Figure record listings:
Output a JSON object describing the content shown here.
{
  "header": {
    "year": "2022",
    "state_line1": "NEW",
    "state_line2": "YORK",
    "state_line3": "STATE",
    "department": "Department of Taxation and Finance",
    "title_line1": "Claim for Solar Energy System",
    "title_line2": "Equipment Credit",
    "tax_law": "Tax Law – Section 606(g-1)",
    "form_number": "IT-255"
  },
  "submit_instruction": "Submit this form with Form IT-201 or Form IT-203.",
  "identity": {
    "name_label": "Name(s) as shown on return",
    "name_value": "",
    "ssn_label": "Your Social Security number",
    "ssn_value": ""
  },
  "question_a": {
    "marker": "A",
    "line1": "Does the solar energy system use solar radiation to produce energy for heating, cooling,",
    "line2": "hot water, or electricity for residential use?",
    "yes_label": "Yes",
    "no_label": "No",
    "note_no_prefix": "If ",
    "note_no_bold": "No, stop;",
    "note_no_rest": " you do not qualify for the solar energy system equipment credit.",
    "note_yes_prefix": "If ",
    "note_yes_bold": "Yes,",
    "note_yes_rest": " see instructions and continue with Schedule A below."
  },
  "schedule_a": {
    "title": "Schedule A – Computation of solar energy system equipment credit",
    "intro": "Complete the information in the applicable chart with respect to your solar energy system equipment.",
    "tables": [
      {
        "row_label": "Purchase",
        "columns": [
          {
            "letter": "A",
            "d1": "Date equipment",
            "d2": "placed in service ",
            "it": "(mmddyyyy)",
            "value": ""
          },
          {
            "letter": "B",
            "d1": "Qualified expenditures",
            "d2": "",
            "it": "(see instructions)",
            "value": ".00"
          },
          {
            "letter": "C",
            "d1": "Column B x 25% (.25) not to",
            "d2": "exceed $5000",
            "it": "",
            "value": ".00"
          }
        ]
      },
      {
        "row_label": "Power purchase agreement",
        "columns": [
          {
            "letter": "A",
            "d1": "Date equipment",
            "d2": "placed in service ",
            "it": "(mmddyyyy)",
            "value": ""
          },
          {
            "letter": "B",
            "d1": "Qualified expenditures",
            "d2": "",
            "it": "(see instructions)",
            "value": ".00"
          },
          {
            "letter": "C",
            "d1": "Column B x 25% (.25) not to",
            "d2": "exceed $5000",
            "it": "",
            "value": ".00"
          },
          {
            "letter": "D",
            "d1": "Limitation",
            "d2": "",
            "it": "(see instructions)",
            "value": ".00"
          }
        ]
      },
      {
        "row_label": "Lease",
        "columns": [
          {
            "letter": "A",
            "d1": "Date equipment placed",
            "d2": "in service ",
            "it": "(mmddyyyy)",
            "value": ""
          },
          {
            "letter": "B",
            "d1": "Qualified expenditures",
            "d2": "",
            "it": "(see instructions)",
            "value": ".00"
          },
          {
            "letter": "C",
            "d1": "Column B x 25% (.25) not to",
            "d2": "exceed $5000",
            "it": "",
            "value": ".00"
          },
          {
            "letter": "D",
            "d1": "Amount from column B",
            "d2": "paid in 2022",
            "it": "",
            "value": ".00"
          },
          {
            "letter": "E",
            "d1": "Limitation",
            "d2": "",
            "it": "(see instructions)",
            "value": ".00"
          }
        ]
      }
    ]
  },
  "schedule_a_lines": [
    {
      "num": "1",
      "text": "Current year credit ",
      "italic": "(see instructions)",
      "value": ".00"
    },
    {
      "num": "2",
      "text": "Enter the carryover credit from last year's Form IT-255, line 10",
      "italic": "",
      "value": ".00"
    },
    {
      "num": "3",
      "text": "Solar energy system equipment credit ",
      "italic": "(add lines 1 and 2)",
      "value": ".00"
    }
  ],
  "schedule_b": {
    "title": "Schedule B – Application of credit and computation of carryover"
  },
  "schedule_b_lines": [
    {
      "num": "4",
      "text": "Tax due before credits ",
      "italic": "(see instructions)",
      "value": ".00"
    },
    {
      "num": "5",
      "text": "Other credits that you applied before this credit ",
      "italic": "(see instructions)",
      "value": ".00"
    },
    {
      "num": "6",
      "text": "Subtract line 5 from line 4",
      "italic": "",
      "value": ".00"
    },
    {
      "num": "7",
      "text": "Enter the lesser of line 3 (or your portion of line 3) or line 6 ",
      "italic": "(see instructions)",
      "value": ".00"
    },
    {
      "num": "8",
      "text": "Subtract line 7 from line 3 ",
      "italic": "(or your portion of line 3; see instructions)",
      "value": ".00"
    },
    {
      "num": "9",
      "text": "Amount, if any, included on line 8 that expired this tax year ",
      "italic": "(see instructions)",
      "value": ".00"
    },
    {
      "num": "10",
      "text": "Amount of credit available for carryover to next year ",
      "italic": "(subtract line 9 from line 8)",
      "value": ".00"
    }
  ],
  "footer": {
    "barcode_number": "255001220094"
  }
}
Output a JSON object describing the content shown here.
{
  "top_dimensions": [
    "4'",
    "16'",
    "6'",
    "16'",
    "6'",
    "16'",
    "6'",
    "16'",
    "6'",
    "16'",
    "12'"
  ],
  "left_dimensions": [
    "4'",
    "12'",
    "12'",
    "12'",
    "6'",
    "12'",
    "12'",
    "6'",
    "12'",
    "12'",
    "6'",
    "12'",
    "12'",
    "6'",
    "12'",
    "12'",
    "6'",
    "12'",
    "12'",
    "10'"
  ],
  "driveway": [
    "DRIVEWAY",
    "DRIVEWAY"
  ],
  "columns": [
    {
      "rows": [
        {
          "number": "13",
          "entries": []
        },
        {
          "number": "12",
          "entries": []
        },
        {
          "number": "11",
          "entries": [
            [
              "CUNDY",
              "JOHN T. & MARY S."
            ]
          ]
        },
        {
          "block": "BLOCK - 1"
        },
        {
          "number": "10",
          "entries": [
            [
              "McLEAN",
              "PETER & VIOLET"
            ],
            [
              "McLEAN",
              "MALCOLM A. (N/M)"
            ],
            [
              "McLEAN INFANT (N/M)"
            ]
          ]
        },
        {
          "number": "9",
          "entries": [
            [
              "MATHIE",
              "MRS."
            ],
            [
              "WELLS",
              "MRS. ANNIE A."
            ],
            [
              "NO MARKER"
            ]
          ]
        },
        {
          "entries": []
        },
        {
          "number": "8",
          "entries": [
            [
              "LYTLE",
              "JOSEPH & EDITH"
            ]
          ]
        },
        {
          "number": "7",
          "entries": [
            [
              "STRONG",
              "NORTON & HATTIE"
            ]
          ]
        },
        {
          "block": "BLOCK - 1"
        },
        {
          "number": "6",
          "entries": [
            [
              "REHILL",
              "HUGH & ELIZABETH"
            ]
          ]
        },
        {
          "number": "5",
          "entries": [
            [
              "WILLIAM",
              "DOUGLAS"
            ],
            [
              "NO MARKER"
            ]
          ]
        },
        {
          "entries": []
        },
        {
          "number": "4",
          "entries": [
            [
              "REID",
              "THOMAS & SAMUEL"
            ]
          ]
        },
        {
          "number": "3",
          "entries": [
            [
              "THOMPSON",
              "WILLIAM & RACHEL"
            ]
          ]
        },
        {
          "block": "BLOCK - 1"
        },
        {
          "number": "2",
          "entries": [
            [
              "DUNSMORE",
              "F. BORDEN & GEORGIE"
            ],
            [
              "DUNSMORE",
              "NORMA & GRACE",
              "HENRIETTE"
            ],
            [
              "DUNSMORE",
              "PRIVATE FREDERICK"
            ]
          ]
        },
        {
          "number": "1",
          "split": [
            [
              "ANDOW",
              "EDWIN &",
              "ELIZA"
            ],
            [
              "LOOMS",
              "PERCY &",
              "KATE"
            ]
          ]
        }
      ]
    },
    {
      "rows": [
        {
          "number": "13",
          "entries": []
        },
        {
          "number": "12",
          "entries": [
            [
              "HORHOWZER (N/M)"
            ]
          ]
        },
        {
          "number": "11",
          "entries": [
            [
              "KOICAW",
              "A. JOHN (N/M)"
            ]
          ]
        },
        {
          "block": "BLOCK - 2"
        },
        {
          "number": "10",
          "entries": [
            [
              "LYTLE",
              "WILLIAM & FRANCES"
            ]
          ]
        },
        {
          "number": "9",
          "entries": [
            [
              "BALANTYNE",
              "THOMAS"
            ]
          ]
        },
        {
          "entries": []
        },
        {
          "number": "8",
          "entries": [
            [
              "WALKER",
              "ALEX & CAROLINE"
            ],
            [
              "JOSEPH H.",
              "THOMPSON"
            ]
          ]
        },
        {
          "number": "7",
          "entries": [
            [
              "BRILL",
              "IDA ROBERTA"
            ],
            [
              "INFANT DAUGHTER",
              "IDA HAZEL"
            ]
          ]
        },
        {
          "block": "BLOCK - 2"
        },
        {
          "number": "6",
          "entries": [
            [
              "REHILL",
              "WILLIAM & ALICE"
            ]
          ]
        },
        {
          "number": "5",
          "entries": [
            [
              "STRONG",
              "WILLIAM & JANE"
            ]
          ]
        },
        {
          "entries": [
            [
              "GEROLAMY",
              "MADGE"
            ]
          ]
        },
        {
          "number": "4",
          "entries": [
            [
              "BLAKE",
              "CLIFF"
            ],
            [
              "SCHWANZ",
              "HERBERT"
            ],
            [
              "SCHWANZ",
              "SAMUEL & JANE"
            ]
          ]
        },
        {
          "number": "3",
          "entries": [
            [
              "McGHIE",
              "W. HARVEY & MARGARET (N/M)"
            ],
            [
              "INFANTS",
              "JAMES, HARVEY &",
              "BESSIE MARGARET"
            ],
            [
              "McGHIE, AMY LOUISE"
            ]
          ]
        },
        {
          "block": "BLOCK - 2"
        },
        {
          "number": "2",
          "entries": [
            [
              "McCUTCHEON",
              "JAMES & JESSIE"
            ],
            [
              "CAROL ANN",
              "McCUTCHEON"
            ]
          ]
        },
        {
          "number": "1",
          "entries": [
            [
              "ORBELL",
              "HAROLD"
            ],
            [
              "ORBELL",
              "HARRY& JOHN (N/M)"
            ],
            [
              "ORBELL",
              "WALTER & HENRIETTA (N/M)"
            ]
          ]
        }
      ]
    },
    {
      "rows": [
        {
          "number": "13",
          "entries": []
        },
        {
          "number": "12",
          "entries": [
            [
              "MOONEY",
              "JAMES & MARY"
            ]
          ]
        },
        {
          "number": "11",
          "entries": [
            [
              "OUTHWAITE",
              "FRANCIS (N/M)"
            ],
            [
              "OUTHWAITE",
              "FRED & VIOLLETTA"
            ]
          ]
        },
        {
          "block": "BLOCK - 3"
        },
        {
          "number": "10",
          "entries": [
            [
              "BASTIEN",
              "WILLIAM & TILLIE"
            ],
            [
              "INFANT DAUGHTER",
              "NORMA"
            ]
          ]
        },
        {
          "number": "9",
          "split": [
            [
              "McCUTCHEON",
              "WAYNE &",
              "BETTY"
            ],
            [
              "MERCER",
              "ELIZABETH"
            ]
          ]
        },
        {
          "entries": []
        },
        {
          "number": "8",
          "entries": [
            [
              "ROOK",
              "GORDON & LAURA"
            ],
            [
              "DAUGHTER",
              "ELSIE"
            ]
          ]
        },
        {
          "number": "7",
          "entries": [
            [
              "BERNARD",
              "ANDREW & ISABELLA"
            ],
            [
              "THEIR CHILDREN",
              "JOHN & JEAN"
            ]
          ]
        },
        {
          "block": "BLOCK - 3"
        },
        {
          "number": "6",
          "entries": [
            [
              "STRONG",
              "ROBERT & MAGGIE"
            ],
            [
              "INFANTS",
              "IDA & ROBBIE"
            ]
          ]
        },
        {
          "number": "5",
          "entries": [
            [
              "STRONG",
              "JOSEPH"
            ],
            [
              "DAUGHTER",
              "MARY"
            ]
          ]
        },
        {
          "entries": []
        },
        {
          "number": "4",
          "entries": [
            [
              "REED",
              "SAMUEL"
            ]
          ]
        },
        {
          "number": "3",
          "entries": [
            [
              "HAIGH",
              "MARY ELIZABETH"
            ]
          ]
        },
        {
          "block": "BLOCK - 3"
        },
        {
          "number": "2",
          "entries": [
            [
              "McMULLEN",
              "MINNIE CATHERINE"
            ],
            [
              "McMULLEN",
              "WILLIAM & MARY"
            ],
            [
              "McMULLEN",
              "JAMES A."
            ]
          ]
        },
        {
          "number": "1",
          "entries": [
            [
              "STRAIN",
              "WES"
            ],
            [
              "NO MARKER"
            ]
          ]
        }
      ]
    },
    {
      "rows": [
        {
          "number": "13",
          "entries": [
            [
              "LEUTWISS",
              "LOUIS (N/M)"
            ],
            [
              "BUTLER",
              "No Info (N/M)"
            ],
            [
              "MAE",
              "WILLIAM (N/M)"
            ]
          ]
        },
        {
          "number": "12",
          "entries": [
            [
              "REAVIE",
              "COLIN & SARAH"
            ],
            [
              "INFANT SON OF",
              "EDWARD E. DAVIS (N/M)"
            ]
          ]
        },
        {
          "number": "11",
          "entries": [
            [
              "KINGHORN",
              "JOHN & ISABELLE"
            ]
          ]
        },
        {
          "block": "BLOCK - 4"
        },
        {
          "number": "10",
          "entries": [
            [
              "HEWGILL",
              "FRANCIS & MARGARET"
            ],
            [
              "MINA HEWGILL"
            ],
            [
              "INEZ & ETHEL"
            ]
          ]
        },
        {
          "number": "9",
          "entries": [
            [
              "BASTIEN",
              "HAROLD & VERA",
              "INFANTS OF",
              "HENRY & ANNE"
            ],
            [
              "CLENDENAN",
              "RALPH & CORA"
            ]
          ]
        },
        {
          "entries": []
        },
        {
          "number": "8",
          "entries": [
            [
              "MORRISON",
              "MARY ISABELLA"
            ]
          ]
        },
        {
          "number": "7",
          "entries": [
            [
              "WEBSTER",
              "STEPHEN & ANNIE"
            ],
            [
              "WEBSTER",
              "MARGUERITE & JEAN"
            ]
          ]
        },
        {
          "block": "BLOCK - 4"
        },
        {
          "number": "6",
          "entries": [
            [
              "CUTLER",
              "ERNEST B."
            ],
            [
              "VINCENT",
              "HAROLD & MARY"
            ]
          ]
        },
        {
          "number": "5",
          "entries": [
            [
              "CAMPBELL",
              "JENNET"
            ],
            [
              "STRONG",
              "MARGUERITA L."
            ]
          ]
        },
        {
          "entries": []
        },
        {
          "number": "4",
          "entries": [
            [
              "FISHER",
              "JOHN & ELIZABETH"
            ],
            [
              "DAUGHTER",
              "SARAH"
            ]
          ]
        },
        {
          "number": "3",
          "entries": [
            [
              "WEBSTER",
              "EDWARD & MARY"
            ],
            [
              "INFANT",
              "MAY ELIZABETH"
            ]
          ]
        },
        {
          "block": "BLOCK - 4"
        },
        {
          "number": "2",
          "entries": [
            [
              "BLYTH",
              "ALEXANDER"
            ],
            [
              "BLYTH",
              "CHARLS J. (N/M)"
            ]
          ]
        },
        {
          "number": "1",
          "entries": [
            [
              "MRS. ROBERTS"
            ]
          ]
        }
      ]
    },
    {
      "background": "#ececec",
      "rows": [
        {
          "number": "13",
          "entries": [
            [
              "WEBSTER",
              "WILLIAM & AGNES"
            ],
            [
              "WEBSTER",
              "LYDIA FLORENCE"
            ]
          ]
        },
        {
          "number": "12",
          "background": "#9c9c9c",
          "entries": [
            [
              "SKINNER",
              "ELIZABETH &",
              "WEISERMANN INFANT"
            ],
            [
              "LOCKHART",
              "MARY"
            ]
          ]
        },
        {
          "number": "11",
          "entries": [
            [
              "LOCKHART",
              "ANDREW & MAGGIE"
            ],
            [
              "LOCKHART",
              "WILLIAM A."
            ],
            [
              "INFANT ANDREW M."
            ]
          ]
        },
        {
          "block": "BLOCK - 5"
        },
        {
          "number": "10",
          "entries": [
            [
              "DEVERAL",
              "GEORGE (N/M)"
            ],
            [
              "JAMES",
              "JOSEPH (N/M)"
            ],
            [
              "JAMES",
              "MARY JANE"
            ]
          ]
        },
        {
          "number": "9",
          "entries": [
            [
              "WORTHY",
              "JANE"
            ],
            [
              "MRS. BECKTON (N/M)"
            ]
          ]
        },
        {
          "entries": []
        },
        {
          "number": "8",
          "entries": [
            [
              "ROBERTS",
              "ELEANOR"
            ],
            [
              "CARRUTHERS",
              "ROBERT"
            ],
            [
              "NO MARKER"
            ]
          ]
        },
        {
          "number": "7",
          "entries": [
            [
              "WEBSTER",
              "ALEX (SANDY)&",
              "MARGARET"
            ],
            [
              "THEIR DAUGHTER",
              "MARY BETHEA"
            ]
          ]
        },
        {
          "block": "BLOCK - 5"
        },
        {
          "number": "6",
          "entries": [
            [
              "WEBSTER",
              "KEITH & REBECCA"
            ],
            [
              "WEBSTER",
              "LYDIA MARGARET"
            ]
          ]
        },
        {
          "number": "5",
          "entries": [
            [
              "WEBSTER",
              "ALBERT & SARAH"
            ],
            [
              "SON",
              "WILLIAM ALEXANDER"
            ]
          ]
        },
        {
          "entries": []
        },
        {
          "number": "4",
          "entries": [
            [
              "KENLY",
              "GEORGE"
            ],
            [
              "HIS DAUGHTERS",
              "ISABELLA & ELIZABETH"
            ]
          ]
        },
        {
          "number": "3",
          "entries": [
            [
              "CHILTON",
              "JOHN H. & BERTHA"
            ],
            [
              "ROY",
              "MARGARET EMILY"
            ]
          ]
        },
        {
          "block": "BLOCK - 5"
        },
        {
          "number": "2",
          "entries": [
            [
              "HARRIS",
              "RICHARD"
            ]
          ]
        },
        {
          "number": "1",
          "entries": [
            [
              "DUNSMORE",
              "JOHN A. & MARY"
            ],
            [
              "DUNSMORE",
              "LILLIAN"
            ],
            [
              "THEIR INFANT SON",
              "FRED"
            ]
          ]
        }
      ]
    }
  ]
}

PROMPT. Locate the lines above that hold the word "JAMES". Show every one of them.

EXERCISE RESPONSE.
              "JAMES, HARVEY &",
              "JAMES & JESSIE"
              "JAMES & MARY"
              "JAMES A."
              "JAMES",
              "JAMES",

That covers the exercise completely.